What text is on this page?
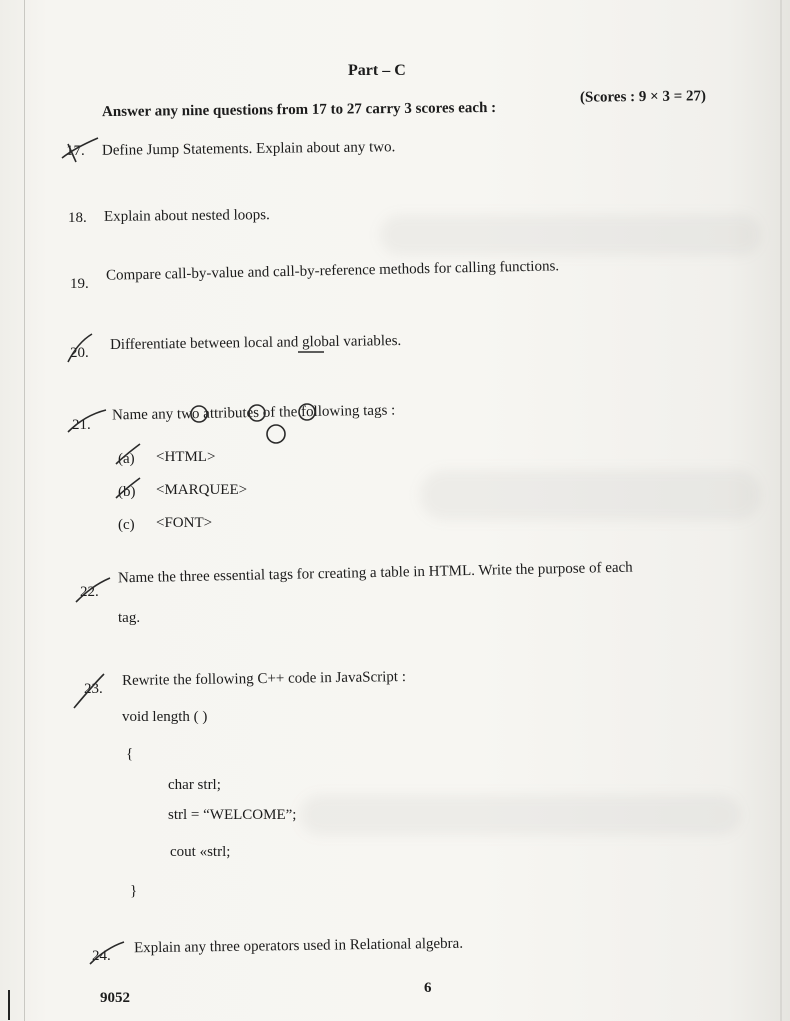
Part – C
Answer any nine questions from 17 to 27 carry 3 scores each :
(Scores : 9 × 3 = 27)
17. Define Jump Statements. Explain about any two.
18. Explain about nested loops.
19.
Compare call-by-value and call-by-reference methods for calling functions.
20. Differentiate between local and global variables.
21.
Name any two attributes of the following tags :
(a) <HTML>
(b) <MARQUEE>
(c) <FONT>
22.
Name the three essential tags for creating a table in HTML. Write the purpose of each
tag.
23.
Rewrite the following C++ code in JavaScript :
void length ( )
{
char strl;
strl = “WELCOME”;
cout «strl;
}
24. Explain any three operators used in Relational algebra.
9052
6
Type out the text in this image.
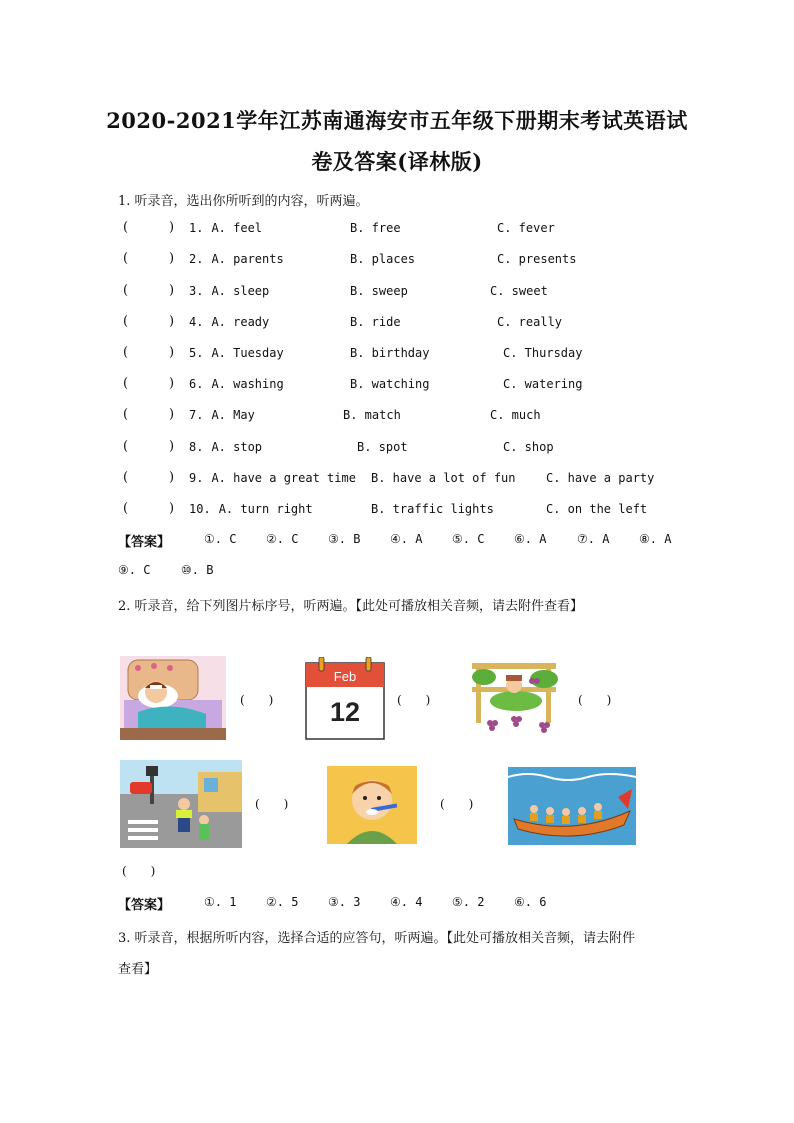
2020-2021学年江苏南通海安市五年级下册期末考试英语试
卷及答案(译林版)
1. 听录音，选出你所听到的内容，听两遍。
(	) 1. A. feel	B. free	C. fever
(	) 2. A. parents	B. places	C. presents
(	) 3. A. sleep	B. sweep	C. sweet
(	) 4. A. ready	B. ride	C. really
(	) 5. A. Tuesday	B. birthday	C. Thursday
(	) 6. A. washing	B. watching	C. watering
(	) 7. A. May	B. match	C. much
(	) 8. A. stop	B. spot	C. shop
(	) 9. A. have a great time B. have a lot of fun	C. have a party
(	) 10. A. turn right	B. traffic lights	C. on the left
【答案】	①. C ②. C ③. B ④. A ⑤. C ⑥. A	⑦. A ⑧. A
⑨. C	⑩. B
2. 听录音，给下列图片标序号，听两遍。【此处可播放相关音频，请去附件查看】
(　　)
Feb
12	(　　)	(　　)
(　　)	(　　)
(　　)
【答案】	①. 1 ②. 5 ③. 3 ④. 4 ⑤. 2 ⑥. 6
3. 听录音，根据所听内容，选择合适的应答句，听两遍。【此处可播放相关音频，请去附件
查看】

★ ★ ★ ★

**What to work on**. Your task is to reproduce all of the material exactly. The pictures stay out.

**Exercise answer**.
What text is on this page?
Part – C
Answer any nine questions from 17 to 27 carry 3 scores each :
(Scores : 9 × 3 = 27)
17. Define Jump Statements. Explain about any two.
18. Explain about nested loops.
19.
Compare call-by-value and call-by-reference methods for calling functions.
20. Differentiate between local and global variables.
21.
Name any two attributes of the following tags :
(a) <HTML>
(b) <MARQUEE>
(c) <FONT>
22.
Name the three essential tags for creating a table in HTML. Write the purpose of each
tag.
23.
Rewrite the following C++ code in JavaScript :
void length ( )
{
char strl;
strl = “WELCOME”;
cout «strl;
}
24. Explain any three operators used in Relational algebra.
9052
6
Type out the text in this image.
2020-2021学年江苏南通海安市五年级下册期末考试英语试
卷及答案(译林版)
1. 听录音，选出你所听到的内容，听两遍。
(	) 1. A. feel	B. free	C. fever
(	) 2. A. parents	B. places	C. presents
(	) 3. A. sleep	B. sweep	C. sweet
(	) 4. A. ready	B. ride	C. really
(	) 5. A. Tuesday	B. birthday	C. Thursday
(	) 6. A. washing	B. watching	C. watering
(	) 7. A. May	B. match	C. much
(	) 8. A. stop	B. spot	C. shop
(	) 9. A. have a great time B. have a lot of fun	C. have a party
(	) 10. A. turn right	B. traffic lights	C. on the left
【答案】	①. C ②. C ③. B ④. A ⑤. C ⑥. A	⑦. A ⑧. A
⑨. C	⑩. B
2. 听录音，给下列图片标序号，听两遍。【此处可播放相关音频，请去附件查看】
(　　)
Feb
12	(　　)	(　　)
(　　)	(　　)
(　　)
【答案】	①. 1 ②. 5 ③. 3 ④. 4 ⑤. 2 ⑥. 6
3. 听录音，根据所听内容，选择合适的应答句，听两遍。【此处可播放相关音频，请去附件
查看】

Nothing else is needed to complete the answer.